GIVEN TASK. Do not copy the pictures; transcribe all other material exactly.

Dataset rows about figures
******

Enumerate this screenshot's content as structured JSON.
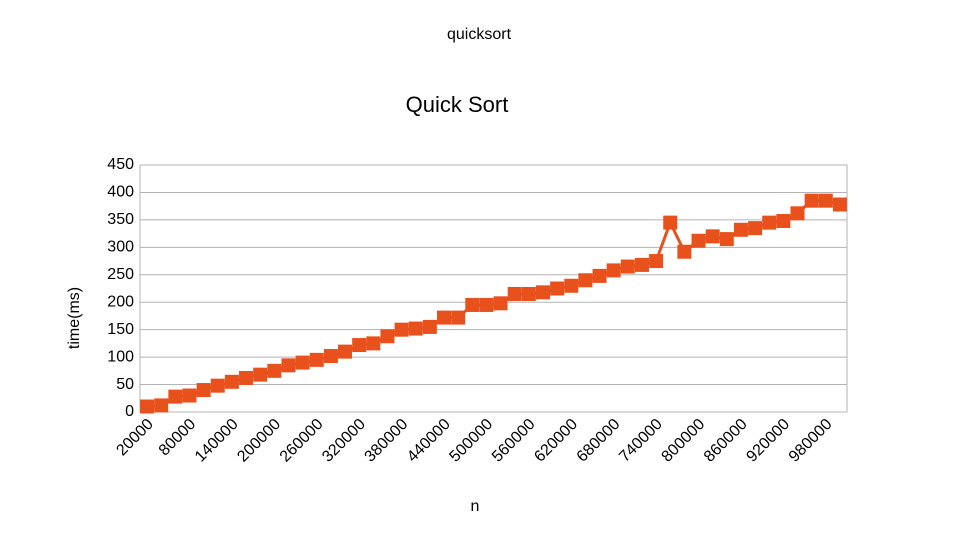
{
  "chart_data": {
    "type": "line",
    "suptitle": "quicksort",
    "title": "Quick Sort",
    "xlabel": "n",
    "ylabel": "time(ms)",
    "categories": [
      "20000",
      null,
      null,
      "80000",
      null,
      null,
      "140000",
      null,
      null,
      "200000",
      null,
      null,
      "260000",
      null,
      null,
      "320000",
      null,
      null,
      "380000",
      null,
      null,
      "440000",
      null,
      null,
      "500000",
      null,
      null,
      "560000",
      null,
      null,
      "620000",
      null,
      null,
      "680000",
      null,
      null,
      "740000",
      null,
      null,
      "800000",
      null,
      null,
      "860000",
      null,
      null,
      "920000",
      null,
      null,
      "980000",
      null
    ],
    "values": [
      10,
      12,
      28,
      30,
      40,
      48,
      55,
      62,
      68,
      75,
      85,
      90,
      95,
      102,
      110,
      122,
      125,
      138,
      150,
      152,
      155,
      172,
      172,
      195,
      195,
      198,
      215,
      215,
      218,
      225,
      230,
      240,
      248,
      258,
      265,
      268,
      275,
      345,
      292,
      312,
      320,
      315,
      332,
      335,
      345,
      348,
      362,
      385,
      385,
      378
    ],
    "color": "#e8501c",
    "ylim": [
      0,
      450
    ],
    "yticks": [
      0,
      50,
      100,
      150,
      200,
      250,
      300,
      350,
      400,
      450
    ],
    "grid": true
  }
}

******

ANSWER TO THE TASK.
Enumerate this screenshot's content as structured JSON.
{
  "chart_data": {
    "type": "line",
    "suptitle": "quicksort",
    "title": "Quick Sort",
    "xlabel": "n",
    "ylabel": "time(ms)",
    "categories": [
      "20000",
      null,
      null,
      "80000",
      null,
      null,
      "140000",
      null,
      null,
      "200000",
      null,
      null,
      "260000",
      null,
      null,
      "320000",
      null,
      null,
      "380000",
      null,
      null,
      "440000",
      null,
      null,
      "500000",
      null,
      null,
      "560000",
      null,
      null,
      "620000",
      null,
      null,
      "680000",
      null,
      null,
      "740000",
      null,
      null,
      "800000",
      null,
      null,
      "860000",
      null,
      null,
      "920000",
      null,
      null,
      "980000",
      null
    ],
    "values": [
      10,
      12,
      28,
      30,
      40,
      48,
      55,
      62,
      68,
      75,
      85,
      90,
      95,
      102,
      110,
      122,
      125,
      138,
      150,
      152,
      155,
      172,
      172,
      195,
      195,
      198,
      215,
      215,
      218,
      225,
      230,
      240,
      248,
      258,
      265,
      268,
      275,
      345,
      292,
      312,
      320,
      315,
      332,
      335,
      345,
      348,
      362,
      385,
      385,
      378
    ],
    "color": "#e8501c",
    "ylim": [
      0,
      450
    ],
    "yticks": [
      0,
      50,
      100,
      150,
      200,
      250,
      300,
      350,
      400,
      450
    ],
    "grid": true
  }
}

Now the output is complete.